→ **The problem**:
Where the word "multiple" occurs in a line, return that line.

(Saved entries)

%%

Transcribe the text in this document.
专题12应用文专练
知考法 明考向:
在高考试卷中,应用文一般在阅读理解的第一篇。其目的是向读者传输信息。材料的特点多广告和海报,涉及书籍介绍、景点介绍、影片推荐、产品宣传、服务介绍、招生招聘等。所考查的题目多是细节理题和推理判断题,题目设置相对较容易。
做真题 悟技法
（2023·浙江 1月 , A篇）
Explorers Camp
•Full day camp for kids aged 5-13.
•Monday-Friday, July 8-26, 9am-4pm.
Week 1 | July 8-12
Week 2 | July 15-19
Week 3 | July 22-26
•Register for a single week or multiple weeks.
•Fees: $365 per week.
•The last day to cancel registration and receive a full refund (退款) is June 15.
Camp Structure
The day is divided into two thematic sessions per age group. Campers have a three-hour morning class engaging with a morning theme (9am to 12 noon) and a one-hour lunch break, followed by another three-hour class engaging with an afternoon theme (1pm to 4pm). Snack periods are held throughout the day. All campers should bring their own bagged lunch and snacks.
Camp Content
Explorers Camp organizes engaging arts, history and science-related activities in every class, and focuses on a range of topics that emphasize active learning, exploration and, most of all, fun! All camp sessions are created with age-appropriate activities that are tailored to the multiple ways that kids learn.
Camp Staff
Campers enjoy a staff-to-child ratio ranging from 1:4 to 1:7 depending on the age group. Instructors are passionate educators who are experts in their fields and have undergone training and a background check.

%%

→ **The answer**:
•Register for a single week or multiple weeks.
Explorers Camp organizes engaging arts, history and science-related activities in every class, and focuses on a range of topics that emphasize active learning, exploration and, most of all, fun! All camp sessions are created with age-appropriate activities that are tailored to the multiple ways that kids learn.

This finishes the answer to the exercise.